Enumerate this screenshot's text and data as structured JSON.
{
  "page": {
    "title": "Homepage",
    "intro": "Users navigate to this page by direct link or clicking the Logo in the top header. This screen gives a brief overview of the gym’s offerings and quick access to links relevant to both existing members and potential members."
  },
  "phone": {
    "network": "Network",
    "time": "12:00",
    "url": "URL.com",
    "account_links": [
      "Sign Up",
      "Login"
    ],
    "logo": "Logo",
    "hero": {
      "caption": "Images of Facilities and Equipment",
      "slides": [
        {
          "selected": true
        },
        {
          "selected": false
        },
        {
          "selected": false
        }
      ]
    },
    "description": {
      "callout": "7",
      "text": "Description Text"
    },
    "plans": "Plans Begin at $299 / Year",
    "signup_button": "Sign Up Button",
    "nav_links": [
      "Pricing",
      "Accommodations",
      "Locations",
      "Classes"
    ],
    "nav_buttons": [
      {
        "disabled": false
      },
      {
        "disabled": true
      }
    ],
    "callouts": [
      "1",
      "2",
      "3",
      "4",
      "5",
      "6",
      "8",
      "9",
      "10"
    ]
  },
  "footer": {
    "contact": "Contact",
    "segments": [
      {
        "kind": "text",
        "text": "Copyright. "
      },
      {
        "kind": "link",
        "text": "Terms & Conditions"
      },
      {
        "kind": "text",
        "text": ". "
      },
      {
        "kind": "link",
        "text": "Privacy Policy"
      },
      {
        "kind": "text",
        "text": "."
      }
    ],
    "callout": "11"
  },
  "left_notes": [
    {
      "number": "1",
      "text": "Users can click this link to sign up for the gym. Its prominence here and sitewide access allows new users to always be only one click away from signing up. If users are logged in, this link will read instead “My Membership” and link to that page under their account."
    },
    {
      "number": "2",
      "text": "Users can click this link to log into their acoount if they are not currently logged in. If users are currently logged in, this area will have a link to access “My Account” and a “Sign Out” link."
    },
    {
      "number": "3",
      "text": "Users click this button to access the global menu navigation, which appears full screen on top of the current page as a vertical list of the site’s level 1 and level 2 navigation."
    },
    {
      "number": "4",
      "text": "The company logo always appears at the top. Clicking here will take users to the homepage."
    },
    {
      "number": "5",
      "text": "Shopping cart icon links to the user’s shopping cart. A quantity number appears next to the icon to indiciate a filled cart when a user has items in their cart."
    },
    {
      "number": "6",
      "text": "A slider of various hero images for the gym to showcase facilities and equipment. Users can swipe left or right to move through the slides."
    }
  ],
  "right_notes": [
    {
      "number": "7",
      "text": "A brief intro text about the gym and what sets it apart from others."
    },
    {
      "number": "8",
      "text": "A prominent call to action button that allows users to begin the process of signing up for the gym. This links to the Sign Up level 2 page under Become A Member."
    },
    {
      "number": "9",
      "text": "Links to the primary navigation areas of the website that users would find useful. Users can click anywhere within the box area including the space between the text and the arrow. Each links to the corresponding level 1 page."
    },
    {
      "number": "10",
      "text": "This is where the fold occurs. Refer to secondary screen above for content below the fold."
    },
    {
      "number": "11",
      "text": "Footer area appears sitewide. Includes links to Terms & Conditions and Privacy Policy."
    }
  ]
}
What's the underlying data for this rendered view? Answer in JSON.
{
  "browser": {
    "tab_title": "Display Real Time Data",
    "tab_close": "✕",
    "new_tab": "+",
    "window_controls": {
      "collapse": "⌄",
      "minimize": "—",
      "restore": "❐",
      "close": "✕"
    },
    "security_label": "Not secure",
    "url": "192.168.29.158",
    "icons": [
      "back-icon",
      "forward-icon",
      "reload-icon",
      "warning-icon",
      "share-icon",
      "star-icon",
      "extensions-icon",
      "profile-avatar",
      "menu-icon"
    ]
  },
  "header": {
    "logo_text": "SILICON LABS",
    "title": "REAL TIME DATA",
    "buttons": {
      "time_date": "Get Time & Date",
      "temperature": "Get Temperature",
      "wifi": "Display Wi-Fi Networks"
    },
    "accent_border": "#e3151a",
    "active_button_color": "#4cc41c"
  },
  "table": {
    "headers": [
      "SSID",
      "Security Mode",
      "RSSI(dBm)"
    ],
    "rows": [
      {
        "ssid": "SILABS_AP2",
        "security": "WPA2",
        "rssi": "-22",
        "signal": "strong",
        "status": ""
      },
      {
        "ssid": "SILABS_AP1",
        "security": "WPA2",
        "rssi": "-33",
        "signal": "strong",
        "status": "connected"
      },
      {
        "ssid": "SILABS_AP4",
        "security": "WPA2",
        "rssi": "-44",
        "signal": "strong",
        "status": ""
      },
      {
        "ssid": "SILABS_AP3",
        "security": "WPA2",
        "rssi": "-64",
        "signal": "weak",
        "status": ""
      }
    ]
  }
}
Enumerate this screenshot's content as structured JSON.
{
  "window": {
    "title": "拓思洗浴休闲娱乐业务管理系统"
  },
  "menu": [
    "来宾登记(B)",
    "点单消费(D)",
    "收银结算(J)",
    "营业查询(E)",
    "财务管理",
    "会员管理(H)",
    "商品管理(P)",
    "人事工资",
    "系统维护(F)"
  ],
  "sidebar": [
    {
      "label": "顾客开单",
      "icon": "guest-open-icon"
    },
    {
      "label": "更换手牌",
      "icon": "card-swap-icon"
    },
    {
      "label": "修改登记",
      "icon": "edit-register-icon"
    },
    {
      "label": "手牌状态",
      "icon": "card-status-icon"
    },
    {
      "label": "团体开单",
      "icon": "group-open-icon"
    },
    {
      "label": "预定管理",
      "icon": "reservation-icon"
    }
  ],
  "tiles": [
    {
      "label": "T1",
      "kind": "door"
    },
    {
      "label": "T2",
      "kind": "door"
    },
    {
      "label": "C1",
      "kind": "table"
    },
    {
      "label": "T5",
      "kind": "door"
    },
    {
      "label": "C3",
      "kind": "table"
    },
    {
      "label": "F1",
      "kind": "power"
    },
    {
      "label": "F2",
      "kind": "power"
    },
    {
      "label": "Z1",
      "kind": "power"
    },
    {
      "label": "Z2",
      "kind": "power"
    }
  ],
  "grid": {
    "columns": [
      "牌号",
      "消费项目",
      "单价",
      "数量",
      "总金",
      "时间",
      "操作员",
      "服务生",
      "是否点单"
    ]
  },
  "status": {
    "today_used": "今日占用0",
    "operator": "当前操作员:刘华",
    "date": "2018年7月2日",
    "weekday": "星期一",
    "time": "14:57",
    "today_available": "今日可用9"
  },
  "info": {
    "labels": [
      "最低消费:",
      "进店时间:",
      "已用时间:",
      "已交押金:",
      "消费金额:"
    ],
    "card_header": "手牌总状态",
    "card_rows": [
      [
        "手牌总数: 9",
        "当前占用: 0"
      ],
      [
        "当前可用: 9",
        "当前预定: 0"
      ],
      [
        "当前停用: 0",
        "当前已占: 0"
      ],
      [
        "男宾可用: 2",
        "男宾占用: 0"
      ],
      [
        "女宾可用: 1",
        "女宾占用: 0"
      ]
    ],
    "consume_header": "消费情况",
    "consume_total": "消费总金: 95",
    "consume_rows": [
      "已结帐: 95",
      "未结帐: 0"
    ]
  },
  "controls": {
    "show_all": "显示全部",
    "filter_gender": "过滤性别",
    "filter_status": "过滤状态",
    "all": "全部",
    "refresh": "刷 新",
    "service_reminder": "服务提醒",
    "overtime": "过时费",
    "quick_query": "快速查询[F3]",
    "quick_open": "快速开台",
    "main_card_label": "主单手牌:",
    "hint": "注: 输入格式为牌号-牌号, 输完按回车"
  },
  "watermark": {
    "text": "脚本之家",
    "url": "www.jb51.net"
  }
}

*Aim*
From the entries, report each line that includes the word "their".

*Solution below*
      "text": "Users can click this link to sign up for the gym. Its prominence here and sitewide access allows new users to always be only one click away from signing up. If users are logged in, this link will read instead “My Membership” and link to that page under their account."
      "text": "Users can click this link to log into their acoount if they are not currently logged in. If users are currently logged in, this area will have a link to access “My Account” and a “Sign Out” link."
      "text": "Shopping cart icon links to the user’s shopping cart. A quantity number appears next to the icon to indiciate a filled cart when a user has items in their cart."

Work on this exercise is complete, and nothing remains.